● **Provided material**
-------

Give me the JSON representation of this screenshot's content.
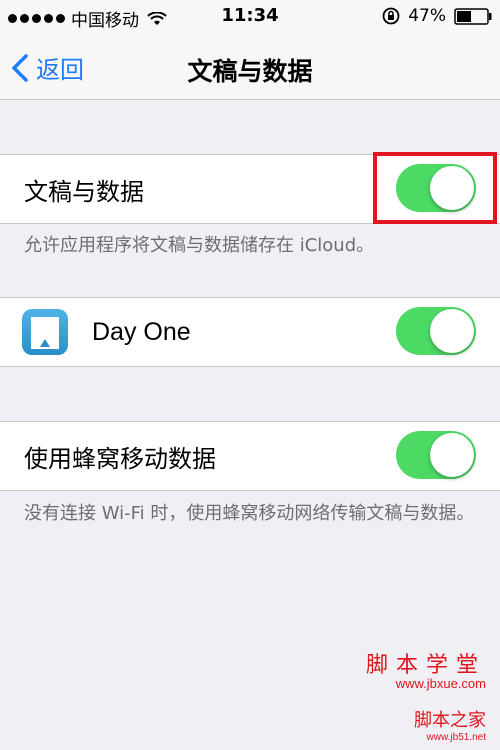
{
  "status_bar": {
    "carrier": "中国移动",
    "time": "11:34",
    "battery": "47%"
  },
  "nav": {
    "back_label": "返回",
    "title": "文稿与数据"
  },
  "section1": {
    "label": "文稿与数据",
    "toggle_on": true,
    "footer": "允许应用程序将文稿与数据储存在 iCloud。"
  },
  "section2": {
    "app_name": "Day One",
    "toggle_on": true
  },
  "section3": {
    "label": "使用蜂窝移动数据",
    "toggle_on": true,
    "footer": "没有连接 Wi-Fi 时，使用蜂窝移动网络传输文稿与数据。"
  },
  "watermark": {
    "line1": "脚本学堂",
    "line2": "www.jbxue.com",
    "line3": "脚本之家",
    "line4": "www.jb51.net"
  },
  "colors": {
    "toggle_on": "#4cd964",
    "accent": "#1e7cf6",
    "highlight": "#e0151f"
  }
}
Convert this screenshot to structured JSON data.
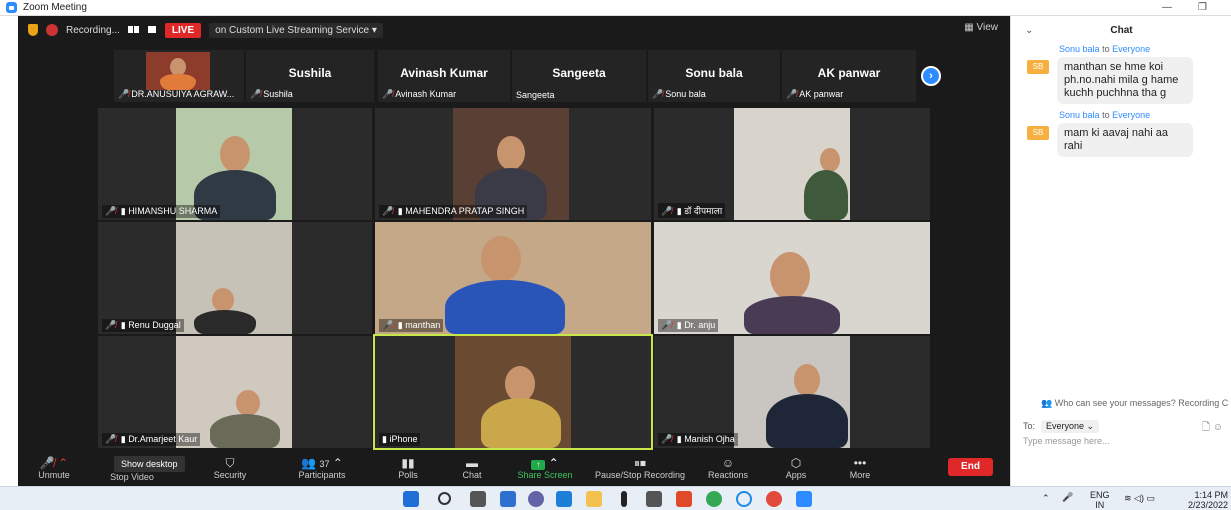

-------

● **Goal**
Say, as a number only, how many lines of the data contain "this".

● **Full output**
2